[Figure content listings]
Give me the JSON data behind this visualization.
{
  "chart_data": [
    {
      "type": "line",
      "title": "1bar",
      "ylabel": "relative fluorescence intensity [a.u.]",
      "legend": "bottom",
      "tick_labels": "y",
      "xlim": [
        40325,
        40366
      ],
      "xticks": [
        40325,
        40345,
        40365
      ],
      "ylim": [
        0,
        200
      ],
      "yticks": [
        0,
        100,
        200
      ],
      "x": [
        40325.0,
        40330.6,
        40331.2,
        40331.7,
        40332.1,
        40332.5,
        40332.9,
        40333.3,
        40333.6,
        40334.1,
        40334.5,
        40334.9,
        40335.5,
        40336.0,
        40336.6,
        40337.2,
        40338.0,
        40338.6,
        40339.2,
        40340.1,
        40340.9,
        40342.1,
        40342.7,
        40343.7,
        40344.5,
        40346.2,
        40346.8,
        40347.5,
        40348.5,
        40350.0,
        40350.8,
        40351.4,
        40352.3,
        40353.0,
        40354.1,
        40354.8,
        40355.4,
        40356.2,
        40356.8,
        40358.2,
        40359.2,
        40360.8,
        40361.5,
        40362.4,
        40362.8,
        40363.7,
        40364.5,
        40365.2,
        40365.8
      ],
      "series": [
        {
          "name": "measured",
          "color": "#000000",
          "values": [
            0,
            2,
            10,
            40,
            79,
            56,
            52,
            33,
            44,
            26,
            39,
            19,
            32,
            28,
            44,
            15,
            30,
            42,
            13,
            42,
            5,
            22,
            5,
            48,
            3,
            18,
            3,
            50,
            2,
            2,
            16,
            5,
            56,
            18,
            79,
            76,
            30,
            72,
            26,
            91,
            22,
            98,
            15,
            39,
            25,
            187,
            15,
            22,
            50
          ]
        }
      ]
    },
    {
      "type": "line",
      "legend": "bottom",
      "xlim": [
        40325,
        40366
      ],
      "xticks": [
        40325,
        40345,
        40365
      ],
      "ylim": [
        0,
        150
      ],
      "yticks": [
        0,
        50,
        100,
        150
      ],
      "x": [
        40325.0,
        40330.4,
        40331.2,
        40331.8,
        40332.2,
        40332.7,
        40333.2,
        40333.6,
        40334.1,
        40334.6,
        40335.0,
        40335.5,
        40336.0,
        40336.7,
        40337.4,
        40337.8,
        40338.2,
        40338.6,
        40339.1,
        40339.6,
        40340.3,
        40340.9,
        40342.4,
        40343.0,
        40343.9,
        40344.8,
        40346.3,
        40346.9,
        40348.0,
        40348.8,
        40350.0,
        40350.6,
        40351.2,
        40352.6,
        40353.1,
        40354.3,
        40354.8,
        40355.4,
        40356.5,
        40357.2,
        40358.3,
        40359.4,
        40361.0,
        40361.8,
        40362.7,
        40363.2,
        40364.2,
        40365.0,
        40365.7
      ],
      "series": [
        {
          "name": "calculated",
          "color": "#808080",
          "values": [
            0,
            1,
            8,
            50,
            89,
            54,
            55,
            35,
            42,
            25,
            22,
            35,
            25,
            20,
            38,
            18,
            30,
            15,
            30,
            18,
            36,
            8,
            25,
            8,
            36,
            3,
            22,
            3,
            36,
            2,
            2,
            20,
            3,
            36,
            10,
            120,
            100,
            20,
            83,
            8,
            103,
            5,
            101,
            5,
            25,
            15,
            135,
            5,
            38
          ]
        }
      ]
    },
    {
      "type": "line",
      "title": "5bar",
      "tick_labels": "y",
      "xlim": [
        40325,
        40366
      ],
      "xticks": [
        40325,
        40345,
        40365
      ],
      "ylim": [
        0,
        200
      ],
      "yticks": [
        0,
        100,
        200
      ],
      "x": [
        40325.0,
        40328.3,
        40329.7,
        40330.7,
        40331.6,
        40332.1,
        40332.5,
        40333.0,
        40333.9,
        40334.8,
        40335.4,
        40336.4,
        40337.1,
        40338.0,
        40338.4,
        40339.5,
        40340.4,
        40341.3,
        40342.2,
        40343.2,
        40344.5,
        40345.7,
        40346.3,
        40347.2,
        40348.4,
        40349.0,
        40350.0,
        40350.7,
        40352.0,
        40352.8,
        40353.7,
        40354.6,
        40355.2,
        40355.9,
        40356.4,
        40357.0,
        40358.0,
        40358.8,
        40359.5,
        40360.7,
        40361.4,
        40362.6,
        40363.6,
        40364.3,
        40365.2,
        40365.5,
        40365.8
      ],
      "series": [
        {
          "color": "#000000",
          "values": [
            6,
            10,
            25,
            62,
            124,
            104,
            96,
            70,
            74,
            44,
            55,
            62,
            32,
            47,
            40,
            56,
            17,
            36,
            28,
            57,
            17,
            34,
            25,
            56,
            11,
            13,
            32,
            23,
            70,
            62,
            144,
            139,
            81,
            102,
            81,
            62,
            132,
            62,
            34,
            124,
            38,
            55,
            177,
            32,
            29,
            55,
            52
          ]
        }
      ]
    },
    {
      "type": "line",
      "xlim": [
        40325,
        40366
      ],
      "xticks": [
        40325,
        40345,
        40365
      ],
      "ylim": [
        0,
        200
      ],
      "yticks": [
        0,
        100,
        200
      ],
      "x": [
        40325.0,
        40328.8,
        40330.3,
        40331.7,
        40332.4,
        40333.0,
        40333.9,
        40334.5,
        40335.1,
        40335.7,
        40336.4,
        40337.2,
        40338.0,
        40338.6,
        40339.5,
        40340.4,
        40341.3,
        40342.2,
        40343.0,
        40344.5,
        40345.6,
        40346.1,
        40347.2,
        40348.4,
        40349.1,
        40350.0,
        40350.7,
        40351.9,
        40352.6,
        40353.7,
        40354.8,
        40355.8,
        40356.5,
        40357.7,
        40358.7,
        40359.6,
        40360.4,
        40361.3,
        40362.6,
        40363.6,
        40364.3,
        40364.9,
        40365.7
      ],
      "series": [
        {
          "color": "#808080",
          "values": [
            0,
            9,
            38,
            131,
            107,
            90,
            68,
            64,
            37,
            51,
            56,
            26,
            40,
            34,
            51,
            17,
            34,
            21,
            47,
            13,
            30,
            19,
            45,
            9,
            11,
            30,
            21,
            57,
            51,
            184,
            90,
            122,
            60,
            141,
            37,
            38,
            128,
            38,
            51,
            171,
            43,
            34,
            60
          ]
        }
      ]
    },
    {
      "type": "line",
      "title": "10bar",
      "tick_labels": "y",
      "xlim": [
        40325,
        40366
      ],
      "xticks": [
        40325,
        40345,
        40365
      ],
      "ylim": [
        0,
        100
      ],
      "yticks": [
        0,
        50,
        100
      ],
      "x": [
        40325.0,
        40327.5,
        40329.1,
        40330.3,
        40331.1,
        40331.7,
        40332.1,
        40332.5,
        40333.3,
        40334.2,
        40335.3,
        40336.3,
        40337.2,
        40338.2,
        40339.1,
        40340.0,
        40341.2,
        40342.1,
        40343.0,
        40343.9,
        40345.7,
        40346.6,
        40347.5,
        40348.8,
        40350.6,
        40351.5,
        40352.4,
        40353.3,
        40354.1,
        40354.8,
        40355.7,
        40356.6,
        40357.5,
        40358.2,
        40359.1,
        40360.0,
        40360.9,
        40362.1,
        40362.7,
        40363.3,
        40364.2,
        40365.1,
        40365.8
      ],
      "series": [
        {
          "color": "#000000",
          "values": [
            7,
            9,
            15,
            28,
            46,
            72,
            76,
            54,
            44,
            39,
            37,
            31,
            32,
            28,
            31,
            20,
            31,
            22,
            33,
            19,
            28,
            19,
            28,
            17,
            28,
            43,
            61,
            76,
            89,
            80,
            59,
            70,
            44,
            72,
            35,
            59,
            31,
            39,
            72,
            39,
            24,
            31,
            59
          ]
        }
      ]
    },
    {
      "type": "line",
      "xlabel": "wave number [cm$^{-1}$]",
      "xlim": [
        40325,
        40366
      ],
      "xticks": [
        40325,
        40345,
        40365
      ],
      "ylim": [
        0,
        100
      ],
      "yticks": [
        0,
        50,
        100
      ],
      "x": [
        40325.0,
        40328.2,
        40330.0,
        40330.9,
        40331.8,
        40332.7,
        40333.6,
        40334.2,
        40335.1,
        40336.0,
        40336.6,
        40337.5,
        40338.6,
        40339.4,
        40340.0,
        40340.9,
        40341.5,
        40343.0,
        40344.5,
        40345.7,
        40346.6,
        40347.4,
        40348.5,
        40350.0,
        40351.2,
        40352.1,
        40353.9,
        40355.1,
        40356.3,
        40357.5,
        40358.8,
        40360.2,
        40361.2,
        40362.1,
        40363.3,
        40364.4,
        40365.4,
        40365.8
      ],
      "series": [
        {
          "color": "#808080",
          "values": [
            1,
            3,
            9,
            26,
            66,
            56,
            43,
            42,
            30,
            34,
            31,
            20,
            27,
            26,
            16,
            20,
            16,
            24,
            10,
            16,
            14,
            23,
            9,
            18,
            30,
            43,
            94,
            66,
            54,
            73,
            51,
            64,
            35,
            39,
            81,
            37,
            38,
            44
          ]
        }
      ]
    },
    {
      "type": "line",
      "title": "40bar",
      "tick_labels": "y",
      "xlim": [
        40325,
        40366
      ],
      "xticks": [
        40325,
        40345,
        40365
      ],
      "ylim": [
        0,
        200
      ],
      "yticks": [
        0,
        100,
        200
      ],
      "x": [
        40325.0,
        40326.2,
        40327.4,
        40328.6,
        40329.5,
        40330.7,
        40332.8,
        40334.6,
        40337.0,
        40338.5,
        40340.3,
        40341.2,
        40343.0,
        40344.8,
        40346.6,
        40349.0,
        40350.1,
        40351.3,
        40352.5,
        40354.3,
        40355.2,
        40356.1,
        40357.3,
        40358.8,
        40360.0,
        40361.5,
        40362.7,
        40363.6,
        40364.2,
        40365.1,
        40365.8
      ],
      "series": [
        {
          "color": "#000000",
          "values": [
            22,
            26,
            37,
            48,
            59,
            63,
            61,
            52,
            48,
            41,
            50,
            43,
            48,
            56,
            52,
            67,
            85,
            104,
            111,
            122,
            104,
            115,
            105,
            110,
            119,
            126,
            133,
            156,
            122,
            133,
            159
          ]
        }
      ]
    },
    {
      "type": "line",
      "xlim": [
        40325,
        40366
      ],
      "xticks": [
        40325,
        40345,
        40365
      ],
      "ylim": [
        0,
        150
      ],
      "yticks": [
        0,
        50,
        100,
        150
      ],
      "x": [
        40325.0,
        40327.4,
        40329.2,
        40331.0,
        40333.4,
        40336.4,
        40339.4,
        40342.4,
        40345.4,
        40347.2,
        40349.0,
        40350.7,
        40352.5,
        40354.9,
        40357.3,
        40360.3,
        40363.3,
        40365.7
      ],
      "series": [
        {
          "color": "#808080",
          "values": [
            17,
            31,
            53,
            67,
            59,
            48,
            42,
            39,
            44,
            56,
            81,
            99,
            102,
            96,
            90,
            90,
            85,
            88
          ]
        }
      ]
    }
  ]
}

==

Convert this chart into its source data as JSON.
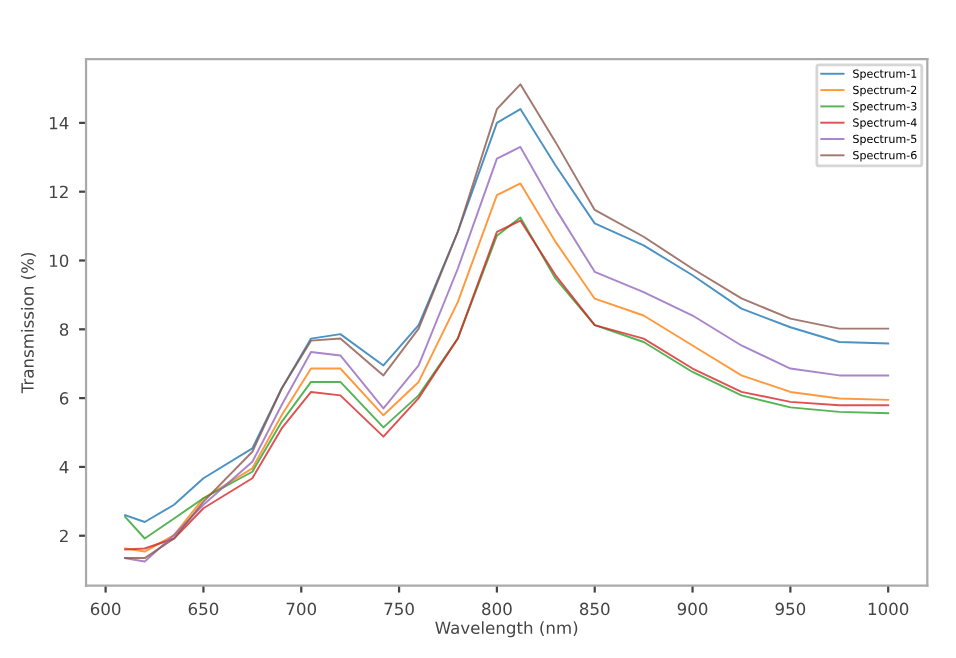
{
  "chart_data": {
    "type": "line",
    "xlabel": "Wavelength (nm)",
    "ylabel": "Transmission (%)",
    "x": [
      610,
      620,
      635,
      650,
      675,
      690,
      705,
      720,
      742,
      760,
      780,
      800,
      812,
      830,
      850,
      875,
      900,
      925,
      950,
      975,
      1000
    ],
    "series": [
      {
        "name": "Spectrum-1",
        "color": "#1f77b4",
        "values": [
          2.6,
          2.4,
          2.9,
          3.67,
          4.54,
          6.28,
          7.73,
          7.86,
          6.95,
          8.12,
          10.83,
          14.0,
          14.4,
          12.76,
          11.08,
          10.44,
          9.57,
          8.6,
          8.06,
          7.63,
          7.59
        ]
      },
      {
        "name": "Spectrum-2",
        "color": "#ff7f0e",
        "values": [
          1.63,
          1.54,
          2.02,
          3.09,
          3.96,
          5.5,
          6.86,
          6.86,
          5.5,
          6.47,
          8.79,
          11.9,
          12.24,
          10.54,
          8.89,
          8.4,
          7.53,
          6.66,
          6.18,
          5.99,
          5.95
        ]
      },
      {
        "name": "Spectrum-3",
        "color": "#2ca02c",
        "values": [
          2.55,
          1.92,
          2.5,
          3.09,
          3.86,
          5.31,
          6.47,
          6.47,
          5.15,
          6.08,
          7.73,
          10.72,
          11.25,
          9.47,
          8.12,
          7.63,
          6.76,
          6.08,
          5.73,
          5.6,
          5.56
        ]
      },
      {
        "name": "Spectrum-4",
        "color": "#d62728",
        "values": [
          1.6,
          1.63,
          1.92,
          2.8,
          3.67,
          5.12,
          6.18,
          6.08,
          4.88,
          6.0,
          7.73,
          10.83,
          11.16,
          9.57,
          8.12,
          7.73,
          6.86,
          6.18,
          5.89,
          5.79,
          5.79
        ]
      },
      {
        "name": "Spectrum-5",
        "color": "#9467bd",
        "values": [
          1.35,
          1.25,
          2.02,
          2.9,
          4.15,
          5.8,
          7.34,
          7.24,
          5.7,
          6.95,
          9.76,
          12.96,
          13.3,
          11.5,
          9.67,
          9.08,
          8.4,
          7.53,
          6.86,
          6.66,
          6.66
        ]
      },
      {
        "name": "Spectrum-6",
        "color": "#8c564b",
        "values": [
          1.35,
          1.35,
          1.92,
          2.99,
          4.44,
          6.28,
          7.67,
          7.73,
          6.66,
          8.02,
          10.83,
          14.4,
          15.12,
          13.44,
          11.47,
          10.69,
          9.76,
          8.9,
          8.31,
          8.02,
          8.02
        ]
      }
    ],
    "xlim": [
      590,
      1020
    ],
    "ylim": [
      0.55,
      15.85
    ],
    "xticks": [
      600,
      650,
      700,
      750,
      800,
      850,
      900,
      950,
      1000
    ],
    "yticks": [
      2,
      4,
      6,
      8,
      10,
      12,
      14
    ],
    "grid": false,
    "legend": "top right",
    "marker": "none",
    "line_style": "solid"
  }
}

Problem statement
Go over the records above line by line and count those holding the word "JSON". Reply only with the number.

Answer to the problem
2